Records excerpted from a collection:
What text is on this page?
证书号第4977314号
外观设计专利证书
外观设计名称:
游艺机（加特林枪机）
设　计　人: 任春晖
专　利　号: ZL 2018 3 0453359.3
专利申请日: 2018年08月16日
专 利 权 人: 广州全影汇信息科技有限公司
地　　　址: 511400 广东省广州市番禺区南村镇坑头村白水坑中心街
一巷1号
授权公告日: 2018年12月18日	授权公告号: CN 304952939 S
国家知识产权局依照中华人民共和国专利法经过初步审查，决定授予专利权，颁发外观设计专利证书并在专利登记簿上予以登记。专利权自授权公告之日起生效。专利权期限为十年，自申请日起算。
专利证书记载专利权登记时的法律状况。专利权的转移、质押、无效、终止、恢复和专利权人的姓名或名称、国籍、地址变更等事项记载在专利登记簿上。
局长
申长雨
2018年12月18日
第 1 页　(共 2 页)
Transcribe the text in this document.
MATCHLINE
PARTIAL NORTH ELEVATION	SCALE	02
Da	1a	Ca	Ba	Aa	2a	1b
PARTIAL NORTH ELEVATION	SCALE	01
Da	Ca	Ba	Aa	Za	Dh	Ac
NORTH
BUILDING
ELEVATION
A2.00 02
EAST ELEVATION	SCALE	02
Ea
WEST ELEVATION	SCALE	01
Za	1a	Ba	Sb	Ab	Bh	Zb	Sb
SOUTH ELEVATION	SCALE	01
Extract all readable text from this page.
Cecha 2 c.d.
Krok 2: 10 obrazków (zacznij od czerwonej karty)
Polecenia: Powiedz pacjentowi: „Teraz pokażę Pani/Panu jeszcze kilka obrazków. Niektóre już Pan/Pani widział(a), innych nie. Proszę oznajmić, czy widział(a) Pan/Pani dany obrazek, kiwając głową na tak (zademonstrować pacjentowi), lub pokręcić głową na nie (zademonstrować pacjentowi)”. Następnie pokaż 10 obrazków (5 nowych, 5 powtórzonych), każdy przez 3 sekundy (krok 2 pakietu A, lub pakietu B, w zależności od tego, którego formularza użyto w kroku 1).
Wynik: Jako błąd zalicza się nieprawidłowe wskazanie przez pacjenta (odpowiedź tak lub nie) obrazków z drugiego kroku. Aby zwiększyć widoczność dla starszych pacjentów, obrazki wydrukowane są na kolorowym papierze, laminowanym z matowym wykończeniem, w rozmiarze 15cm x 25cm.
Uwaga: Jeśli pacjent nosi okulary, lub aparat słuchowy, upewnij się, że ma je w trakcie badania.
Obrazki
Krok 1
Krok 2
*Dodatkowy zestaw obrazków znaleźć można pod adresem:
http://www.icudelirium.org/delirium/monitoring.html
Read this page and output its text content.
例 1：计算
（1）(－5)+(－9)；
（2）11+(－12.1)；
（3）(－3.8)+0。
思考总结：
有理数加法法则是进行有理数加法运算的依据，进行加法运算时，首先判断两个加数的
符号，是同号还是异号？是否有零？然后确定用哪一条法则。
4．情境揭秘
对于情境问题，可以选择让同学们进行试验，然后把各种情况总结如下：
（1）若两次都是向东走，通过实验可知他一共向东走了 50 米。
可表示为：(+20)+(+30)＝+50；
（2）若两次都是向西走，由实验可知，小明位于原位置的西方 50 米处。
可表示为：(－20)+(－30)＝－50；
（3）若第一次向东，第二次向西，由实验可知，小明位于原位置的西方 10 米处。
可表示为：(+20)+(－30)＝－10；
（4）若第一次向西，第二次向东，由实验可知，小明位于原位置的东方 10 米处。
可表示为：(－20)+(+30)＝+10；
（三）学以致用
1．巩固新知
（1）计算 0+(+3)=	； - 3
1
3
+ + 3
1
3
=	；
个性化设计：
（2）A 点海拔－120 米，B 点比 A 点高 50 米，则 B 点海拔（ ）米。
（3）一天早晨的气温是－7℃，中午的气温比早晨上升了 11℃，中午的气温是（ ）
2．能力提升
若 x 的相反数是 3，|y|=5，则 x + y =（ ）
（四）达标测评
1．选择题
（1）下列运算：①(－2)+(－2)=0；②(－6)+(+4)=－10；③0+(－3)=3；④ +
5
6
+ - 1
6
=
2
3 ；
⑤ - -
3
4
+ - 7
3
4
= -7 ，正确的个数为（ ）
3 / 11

Given problem: The entries above must be returned exactly.

Response below:
What text is on this page?
证书号第4977314号
外观设计专利证书
外观设计名称:
游艺机（加特林枪机）
设　计　人: 任春晖
专　利　号: ZL 2018 3 0453359.3
专利申请日: 2018年08月16日
专 利 权 人: 广州全影汇信息科技有限公司
地　　　址: 511400 广东省广州市番禺区南村镇坑头村白水坑中心街
一巷1号
授权公告日: 2018年12月18日	授权公告号: CN 304952939 S
国家知识产权局依照中华人民共和国专利法经过初步审查，决定授予专利权，颁发外观设计专利证书并在专利登记簿上予以登记。专利权自授权公告之日起生效。专利权期限为十年，自申请日起算。
专利证书记载专利权登记时的法律状况。专利权的转移、质押、无效、终止、恢复和专利权人的姓名或名称、国籍、地址变更等事项记载在专利登记簿上。
局长
申长雨
2018年12月18日
第 1 页　(共 2 页)
Transcribe the text in this document.
MATCHLINE
PARTIAL NORTH ELEVATION	SCALE	02
Da	1a	Ca	Ba	Aa	2a	1b
PARTIAL NORTH ELEVATION	SCALE	01
Da	Ca	Ba	Aa	Za	Dh	Ac
NORTH
BUILDING
ELEVATION
A2.00 02
EAST ELEVATION	SCALE	02
Ea
WEST ELEVATION	SCALE	01
Za	1a	Ba	Sb	Ab	Bh	Zb	Sb
SOUTH ELEVATION	SCALE	01
Extract all readable text from this page.
Cecha 2 c.d.
Krok 2: 10 obrazków (zacznij od czerwonej karty)
Polecenia: Powiedz pacjentowi: „Teraz pokażę Pani/Panu jeszcze kilka obrazków. Niektóre już Pan/Pani widział(a), innych nie. Proszę oznajmić, czy widział(a) Pan/Pani dany obrazek, kiwając głową na tak (zademonstrować pacjentowi), lub pokręcić głową na nie (zademonstrować pacjentowi)”. Następnie pokaż 10 obrazków (5 nowych, 5 powtórzonych), każdy przez 3 sekundy (krok 2 pakietu A, lub pakietu B, w zależności od tego, którego formularza użyto w kroku 1).
Wynik: Jako błąd zalicza się nieprawidłowe wskazanie przez pacjenta (odpowiedź tak lub nie) obrazków z drugiego kroku. Aby zwiększyć widoczność dla starszych pacjentów, obrazki wydrukowane są na kolorowym papierze, laminowanym z matowym wykończeniem, w rozmiarze 15cm x 25cm.
Uwaga: Jeśli pacjent nosi okulary, lub aparat słuchowy, upewnij się, że ma je w trakcie badania.
Obrazki
Krok 1
Krok 2
*Dodatkowy zestaw obrazków znaleźć można pod adresem:
http://www.icudelirium.org/delirium/monitoring.html
Read this page and output its text content.
例 1：计算
（1）(－5)+(－9)；
（2）11+(－12.1)；
（3）(－3.8)+0。
思考总结：
有理数加法法则是进行有理数加法运算的依据，进行加法运算时，首先判断两个加数的
符号，是同号还是异号？是否有零？然后确定用哪一条法则。
4．情境揭秘
对于情境问题，可以选择让同学们进行试验，然后把各种情况总结如下：
（1）若两次都是向东走，通过实验可知他一共向东走了 50 米。
可表示为：(+20)+(+30)＝+50；
（2）若两次都是向西走，由实验可知，小明位于原位置的西方 50 米处。
可表示为：(－20)+(－30)＝－50；
（3）若第一次向东，第二次向西，由实验可知，小明位于原位置的西方 10 米处。
可表示为：(+20)+(－30)＝－10；
（4）若第一次向西，第二次向东，由实验可知，小明位于原位置的东方 10 米处。
可表示为：(－20)+(+30)＝+10；
（三）学以致用
1．巩固新知
（1）计算 0+(+3)=	； - 3
1
3
+ + 3
1
3
=	；
个性化设计：
（2）A 点海拔－120 米，B 点比 A 点高 50 米，则 B 点海拔（ ）米。
（3）一天早晨的气温是－7℃，中午的气温比早晨上升了 11℃，中午的气温是（ ）
2．能力提升
若 x 的相反数是 3，|y|=5，则 x + y =（ ）
（四）达标测评
1．选择题
（1）下列运算：①(－2)+(－2)=0；②(－6)+(+4)=－10；③0+(－3)=3；④ +
5
6
+ - 1
6
=
2
3 ；
⑤ - -
3
4
+ - 7
3
4
= -7 ，正确的个数为（ ）
3 / 11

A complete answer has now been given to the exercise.